- Task details
Without omitting anything, return the records precisely as given.

start Listing

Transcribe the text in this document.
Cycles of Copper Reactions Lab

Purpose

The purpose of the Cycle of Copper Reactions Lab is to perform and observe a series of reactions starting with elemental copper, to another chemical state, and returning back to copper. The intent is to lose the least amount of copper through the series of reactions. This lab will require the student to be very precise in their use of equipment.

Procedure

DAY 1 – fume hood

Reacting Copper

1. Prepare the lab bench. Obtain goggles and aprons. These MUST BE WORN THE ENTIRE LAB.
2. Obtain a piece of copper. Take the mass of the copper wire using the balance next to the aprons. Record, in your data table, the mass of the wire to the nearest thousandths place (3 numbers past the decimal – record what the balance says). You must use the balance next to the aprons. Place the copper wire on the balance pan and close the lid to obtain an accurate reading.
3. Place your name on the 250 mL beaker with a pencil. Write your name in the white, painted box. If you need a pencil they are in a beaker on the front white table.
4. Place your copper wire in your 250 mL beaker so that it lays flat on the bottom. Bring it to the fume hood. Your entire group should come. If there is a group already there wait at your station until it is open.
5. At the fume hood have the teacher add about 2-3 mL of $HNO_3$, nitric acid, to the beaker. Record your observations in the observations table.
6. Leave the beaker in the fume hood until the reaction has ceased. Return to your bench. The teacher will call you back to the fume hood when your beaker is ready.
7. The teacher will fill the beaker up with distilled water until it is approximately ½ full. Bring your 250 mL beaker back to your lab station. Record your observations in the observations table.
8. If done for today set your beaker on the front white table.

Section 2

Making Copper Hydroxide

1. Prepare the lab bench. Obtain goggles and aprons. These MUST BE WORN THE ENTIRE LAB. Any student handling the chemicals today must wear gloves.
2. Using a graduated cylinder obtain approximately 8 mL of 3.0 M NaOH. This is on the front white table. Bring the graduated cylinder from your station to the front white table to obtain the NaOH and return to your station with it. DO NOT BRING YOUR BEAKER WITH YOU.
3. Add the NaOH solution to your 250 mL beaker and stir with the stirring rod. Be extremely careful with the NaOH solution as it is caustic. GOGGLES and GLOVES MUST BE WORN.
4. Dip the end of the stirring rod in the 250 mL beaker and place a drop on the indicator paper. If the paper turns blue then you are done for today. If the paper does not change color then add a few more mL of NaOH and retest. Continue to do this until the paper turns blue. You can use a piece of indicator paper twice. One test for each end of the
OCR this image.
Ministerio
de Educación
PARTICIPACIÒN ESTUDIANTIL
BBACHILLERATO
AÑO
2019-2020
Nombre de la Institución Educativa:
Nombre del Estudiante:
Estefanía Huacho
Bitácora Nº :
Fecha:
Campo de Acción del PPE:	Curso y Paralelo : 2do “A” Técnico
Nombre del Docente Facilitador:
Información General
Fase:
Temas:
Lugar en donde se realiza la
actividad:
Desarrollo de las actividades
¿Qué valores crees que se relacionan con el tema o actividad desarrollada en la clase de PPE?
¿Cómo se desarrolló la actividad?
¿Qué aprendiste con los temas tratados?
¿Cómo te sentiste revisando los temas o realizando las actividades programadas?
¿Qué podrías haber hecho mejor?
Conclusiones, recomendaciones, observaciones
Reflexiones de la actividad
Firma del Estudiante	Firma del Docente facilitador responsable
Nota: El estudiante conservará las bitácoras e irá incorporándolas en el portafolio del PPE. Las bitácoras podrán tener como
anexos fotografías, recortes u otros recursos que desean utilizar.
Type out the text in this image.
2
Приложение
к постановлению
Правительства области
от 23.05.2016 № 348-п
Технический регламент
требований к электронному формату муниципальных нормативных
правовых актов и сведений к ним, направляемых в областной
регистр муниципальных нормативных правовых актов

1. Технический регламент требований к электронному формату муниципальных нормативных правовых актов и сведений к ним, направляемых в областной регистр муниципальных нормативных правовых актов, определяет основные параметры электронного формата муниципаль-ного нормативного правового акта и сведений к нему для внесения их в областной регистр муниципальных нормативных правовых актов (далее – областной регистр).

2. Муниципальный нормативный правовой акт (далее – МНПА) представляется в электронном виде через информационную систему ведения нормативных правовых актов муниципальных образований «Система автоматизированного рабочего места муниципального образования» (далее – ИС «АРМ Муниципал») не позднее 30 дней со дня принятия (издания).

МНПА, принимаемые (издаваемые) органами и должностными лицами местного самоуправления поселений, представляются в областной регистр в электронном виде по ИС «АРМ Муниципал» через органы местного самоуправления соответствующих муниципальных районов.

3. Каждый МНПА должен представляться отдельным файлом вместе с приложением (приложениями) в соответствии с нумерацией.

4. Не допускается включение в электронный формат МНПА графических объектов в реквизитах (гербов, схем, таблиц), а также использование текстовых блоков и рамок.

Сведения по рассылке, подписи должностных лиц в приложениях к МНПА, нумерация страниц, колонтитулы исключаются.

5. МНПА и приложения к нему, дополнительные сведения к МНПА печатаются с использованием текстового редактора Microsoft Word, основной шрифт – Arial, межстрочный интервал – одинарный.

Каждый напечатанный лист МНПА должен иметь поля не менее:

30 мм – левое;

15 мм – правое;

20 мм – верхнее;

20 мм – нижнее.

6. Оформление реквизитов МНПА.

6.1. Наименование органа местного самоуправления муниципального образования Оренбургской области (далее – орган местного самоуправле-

end Listing

- Response for this exercise
Transcribe the text in this document.
Cycles of Copper Reactions Lab

Purpose

The purpose of the Cycle of Copper Reactions Lab is to perform and observe a series of reactions starting with elemental copper, to another chemical state, and returning back to copper. The intent is to lose the least amount of copper through the series of reactions. This lab will require the student to be very precise in their use of equipment.

Procedure

DAY 1 – fume hood

Reacting Copper

1. Prepare the lab bench. Obtain goggles and aprons. These MUST BE WORN THE ENTIRE LAB.
2. Obtain a piece of copper. Take the mass of the copper wire using the balance next to the aprons. Record, in your data table, the mass of the wire to the nearest thousandths place (3 numbers past the decimal – record what the balance says). You must use the balance next to the aprons. Place the copper wire on the balance pan and close the lid to obtain an accurate reading.
3. Place your name on the 250 mL beaker with a pencil. Write your name in the white, painted box. If you need a pencil they are in a beaker on the front white table.
4. Place your copper wire in your 250 mL beaker so that it lays flat on the bottom. Bring it to the fume hood. Your entire group should come. If there is a group already there wait at your station until it is open.
5. At the fume hood have the teacher add about 2-3 mL of $HNO_3$, nitric acid, to the beaker. Record your observations in the observations table.
6. Leave the beaker in the fume hood until the reaction has ceased. Return to your bench. The teacher will call you back to the fume hood when your beaker is ready.
7. The teacher will fill the beaker up with distilled water until it is approximately ½ full. Bring your 250 mL beaker back to your lab station. Record your observations in the observations table.
8. If done for today set your beaker on the front white table.

Section 2

Making Copper Hydroxide

1. Prepare the lab bench. Obtain goggles and aprons. These MUST BE WORN THE ENTIRE LAB. Any student handling the chemicals today must wear gloves.
2. Using a graduated cylinder obtain approximately 8 mL of 3.0 M NaOH. This is on the front white table. Bring the graduated cylinder from your station to the front white table to obtain the NaOH and return to your station with it. DO NOT BRING YOUR BEAKER WITH YOU.
3. Add the NaOH solution to your 250 mL beaker and stir with the stirring rod. Be extremely careful with the NaOH solution as it is caustic. GOGGLES and GLOVES MUST BE WORN.
4. Dip the end of the stirring rod in the 250 mL beaker and place a drop on the indicator paper. If the paper turns blue then you are done for today. If the paper does not change color then add a few more mL of NaOH and retest. Continue to do this until the paper turns blue. You can use a piece of indicator paper twice. One test for each end of the
OCR this image.
Ministerio
de Educación
PARTICIPACIÒN ESTUDIANTIL
BBACHILLERATO
AÑO
2019-2020
Nombre de la Institución Educativa:
Nombre del Estudiante:
Estefanía Huacho
Bitácora Nº :
Fecha:
Campo de Acción del PPE:	Curso y Paralelo : 2do “A” Técnico
Nombre del Docente Facilitador:
Información General
Fase:
Temas:
Lugar en donde se realiza la
actividad:
Desarrollo de las actividades
¿Qué valores crees que se relacionan con el tema o actividad desarrollada en la clase de PPE?
¿Cómo se desarrolló la actividad?
¿Qué aprendiste con los temas tratados?
¿Cómo te sentiste revisando los temas o realizando las actividades programadas?
¿Qué podrías haber hecho mejor?
Conclusiones, recomendaciones, observaciones
Reflexiones de la actividad
Firma del Estudiante	Firma del Docente facilitador responsable
Nota: El estudiante conservará las bitácoras e irá incorporándolas en el portafolio del PPE. Las bitácoras podrán tener como
anexos fotografías, recortes u otros recursos que desean utilizar.
Type out the text in this image.
2
Приложение
к постановлению
Правительства области
от 23.05.2016 № 348-п
Технический регламент
требований к электронному формату муниципальных нормативных
правовых актов и сведений к ним, направляемых в областной
регистр муниципальных нормативных правовых актов

1. Технический регламент требований к электронному формату муниципальных нормативных правовых актов и сведений к ним, направляемых в областной регистр муниципальных нормативных правовых актов, определяет основные параметры электронного формата муниципаль-ного нормативного правового акта и сведений к нему для внесения их в областной регистр муниципальных нормативных правовых актов (далее – областной регистр).

2. Муниципальный нормативный правовой акт (далее – МНПА) представляется в электронном виде через информационную систему ведения нормативных правовых актов муниципальных образований «Система автоматизированного рабочего места муниципального образования» (далее – ИС «АРМ Муниципал») не позднее 30 дней со дня принятия (издания).

МНПА, принимаемые (издаваемые) органами и должностными лицами местного самоуправления поселений, представляются в областной регистр в электронном виде по ИС «АРМ Муниципал» через органы местного самоуправления соответствующих муниципальных районов.

3. Каждый МНПА должен представляться отдельным файлом вместе с приложением (приложениями) в соответствии с нумерацией.

4. Не допускается включение в электронный формат МНПА графических объектов в реквизитах (гербов, схем, таблиц), а также использование текстовых блоков и рамок.

Сведения по рассылке, подписи должностных лиц в приложениях к МНПА, нумерация страниц, колонтитулы исключаются.

5. МНПА и приложения к нему, дополнительные сведения к МНПА печатаются с использованием текстового редактора Microsoft Word, основной шрифт – Arial, межстрочный интервал – одинарный.

Каждый напечатанный лист МНПА должен иметь поля не менее:

30 мм – левое;

15 мм – правое;

20 мм – верхнее;

20 мм – нижнее.

6. Оформление реквизитов МНПА.

6.1. Наименование органа местного самоуправления муниципального образования Оренбургской области (далее – орган местного самоуправле-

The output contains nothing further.